Records to process
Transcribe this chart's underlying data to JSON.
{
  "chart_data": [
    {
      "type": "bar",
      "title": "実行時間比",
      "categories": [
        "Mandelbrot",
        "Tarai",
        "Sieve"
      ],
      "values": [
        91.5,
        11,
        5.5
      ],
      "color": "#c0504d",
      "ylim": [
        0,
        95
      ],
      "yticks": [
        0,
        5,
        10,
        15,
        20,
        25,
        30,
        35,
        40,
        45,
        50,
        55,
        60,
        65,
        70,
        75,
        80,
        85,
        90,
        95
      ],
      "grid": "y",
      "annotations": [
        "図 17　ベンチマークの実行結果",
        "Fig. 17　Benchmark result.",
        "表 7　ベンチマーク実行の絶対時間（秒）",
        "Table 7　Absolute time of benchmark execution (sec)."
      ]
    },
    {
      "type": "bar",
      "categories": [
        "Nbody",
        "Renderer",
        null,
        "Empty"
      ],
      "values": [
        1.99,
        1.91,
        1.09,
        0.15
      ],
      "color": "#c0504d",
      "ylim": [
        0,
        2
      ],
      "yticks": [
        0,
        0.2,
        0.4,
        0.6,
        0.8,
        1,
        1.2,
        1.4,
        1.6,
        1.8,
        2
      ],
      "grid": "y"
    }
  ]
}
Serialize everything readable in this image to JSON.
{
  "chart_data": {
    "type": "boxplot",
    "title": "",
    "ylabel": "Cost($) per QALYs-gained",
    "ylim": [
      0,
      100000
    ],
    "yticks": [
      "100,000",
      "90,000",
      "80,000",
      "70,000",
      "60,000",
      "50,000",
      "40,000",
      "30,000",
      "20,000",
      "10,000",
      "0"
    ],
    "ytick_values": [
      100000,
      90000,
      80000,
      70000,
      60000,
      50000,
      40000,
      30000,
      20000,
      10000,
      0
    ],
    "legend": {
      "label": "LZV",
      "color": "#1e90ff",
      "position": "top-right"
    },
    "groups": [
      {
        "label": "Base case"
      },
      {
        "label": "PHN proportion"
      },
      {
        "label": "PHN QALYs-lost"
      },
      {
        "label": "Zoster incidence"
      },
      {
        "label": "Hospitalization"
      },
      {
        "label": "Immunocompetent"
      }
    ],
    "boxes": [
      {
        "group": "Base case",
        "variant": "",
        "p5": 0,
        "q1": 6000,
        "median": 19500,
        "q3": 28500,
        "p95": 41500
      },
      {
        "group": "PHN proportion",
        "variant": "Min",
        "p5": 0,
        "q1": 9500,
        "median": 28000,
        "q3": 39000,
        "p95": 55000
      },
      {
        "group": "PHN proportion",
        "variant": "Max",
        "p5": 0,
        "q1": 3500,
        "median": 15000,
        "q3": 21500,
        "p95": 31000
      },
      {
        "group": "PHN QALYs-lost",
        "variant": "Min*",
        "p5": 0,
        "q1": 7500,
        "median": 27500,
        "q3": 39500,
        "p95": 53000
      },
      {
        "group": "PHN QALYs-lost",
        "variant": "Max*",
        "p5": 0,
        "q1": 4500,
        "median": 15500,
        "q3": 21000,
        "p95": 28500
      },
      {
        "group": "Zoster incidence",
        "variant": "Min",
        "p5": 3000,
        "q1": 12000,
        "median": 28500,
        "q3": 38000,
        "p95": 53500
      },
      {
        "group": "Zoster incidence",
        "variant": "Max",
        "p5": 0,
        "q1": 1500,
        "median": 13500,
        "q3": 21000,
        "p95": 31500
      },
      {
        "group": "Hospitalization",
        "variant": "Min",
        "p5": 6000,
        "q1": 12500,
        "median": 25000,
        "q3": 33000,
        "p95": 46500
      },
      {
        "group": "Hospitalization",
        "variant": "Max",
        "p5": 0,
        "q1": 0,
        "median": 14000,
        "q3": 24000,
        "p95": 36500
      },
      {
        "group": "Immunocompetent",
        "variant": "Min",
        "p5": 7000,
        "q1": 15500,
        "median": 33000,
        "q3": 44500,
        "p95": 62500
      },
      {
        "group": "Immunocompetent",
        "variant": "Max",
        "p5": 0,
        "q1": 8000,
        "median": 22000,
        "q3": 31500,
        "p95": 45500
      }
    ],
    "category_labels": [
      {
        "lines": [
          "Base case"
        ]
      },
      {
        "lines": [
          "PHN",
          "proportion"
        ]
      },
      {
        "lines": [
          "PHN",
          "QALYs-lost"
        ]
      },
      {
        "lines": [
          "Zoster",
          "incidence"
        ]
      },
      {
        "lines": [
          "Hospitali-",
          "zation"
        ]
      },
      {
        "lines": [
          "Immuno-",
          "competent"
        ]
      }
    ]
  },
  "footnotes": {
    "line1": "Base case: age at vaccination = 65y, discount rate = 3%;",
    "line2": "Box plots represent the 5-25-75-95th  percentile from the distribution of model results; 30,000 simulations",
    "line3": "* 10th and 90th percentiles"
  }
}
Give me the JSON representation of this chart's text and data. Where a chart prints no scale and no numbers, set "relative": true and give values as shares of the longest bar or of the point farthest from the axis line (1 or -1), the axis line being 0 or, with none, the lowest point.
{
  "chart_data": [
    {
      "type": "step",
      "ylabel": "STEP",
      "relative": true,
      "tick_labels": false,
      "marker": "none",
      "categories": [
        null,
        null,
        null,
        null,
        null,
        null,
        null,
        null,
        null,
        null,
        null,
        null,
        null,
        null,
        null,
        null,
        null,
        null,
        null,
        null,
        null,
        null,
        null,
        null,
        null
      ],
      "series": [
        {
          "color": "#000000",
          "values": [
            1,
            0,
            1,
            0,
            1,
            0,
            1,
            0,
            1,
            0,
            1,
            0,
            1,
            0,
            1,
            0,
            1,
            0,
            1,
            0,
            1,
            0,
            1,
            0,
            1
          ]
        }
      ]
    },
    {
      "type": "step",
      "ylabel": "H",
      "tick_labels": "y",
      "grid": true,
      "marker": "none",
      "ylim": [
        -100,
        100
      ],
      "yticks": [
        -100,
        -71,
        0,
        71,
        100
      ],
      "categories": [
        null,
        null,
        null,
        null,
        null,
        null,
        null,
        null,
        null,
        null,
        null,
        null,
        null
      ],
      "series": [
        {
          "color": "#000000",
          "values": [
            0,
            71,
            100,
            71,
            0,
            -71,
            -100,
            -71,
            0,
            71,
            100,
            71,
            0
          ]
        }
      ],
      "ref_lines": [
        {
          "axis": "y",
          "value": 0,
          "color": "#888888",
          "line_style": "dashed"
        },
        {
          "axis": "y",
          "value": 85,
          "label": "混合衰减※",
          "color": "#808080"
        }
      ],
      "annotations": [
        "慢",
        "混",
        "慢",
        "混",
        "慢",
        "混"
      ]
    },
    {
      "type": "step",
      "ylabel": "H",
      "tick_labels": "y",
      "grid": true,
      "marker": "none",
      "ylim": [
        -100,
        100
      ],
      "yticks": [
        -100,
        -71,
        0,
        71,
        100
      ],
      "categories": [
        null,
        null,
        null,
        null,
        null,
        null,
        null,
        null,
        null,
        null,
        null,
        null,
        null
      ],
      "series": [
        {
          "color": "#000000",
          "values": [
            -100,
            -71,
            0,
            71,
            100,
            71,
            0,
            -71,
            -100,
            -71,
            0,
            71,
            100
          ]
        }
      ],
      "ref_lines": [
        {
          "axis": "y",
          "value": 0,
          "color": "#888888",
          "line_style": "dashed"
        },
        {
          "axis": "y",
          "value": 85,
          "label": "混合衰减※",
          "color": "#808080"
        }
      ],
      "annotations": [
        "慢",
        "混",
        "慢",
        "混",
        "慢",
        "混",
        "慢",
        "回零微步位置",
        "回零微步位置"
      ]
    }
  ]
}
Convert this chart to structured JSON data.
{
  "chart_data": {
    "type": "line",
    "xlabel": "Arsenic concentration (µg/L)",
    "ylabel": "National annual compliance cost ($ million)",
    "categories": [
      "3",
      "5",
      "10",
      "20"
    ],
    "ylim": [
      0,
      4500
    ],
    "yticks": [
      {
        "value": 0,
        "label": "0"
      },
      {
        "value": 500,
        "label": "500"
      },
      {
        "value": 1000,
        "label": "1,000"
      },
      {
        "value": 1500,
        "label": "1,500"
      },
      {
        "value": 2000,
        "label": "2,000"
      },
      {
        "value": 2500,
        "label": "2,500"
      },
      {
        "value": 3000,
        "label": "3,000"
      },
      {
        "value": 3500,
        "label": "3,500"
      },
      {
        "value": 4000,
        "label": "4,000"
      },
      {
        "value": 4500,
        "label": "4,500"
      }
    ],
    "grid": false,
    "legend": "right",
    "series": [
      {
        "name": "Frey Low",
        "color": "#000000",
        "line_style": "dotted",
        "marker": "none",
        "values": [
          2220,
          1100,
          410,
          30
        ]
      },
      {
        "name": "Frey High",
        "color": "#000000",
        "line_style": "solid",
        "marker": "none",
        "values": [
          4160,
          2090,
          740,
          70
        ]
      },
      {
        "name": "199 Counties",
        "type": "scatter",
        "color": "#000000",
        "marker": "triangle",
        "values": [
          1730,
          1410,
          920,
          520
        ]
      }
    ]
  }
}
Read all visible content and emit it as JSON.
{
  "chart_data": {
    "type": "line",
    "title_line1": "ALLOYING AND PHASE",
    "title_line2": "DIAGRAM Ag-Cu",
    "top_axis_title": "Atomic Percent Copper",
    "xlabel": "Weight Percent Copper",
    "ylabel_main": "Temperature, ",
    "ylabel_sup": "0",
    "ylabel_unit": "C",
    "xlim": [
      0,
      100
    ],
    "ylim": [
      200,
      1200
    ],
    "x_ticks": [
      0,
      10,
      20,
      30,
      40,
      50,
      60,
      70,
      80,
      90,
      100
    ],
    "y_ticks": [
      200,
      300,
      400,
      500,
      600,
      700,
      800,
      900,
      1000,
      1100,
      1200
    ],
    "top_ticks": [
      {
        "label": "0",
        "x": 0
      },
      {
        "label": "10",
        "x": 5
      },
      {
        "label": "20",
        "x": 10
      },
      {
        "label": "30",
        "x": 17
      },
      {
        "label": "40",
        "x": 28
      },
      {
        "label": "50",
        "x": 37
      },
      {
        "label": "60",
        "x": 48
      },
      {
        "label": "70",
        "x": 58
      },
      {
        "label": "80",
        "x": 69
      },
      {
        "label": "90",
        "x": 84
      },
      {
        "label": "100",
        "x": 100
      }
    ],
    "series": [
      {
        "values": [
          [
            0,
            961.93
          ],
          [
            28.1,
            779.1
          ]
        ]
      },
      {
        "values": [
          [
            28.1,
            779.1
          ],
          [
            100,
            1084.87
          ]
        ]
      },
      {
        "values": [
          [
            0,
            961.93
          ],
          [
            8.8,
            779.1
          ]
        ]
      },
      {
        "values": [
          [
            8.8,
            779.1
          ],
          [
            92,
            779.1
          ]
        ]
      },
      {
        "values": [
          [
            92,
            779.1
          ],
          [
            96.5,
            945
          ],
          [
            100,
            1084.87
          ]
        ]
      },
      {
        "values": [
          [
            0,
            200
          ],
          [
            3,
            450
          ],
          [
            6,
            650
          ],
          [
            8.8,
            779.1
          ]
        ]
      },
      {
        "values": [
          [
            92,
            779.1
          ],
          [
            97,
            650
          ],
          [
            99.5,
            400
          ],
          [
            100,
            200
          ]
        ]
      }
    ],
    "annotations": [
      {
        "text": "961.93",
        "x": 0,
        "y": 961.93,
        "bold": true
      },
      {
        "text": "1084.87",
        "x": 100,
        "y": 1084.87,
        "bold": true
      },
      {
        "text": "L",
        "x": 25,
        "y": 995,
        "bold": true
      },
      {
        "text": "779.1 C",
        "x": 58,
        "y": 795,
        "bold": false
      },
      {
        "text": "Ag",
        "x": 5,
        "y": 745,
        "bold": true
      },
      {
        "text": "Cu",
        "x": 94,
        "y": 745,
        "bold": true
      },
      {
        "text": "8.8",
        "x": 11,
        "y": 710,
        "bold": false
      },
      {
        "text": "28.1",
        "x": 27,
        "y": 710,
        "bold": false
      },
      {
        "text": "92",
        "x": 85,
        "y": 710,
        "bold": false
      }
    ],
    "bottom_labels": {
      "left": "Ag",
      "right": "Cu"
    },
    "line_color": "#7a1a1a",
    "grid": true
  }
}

Stated problem
Filter the listing above for the string "Zoster" and copy every matching line.

Response for this exercise
        "label": "Zoster incidence"
        "group": "Zoster incidence",
        "group": "Zoster incidence",
          "Zoster",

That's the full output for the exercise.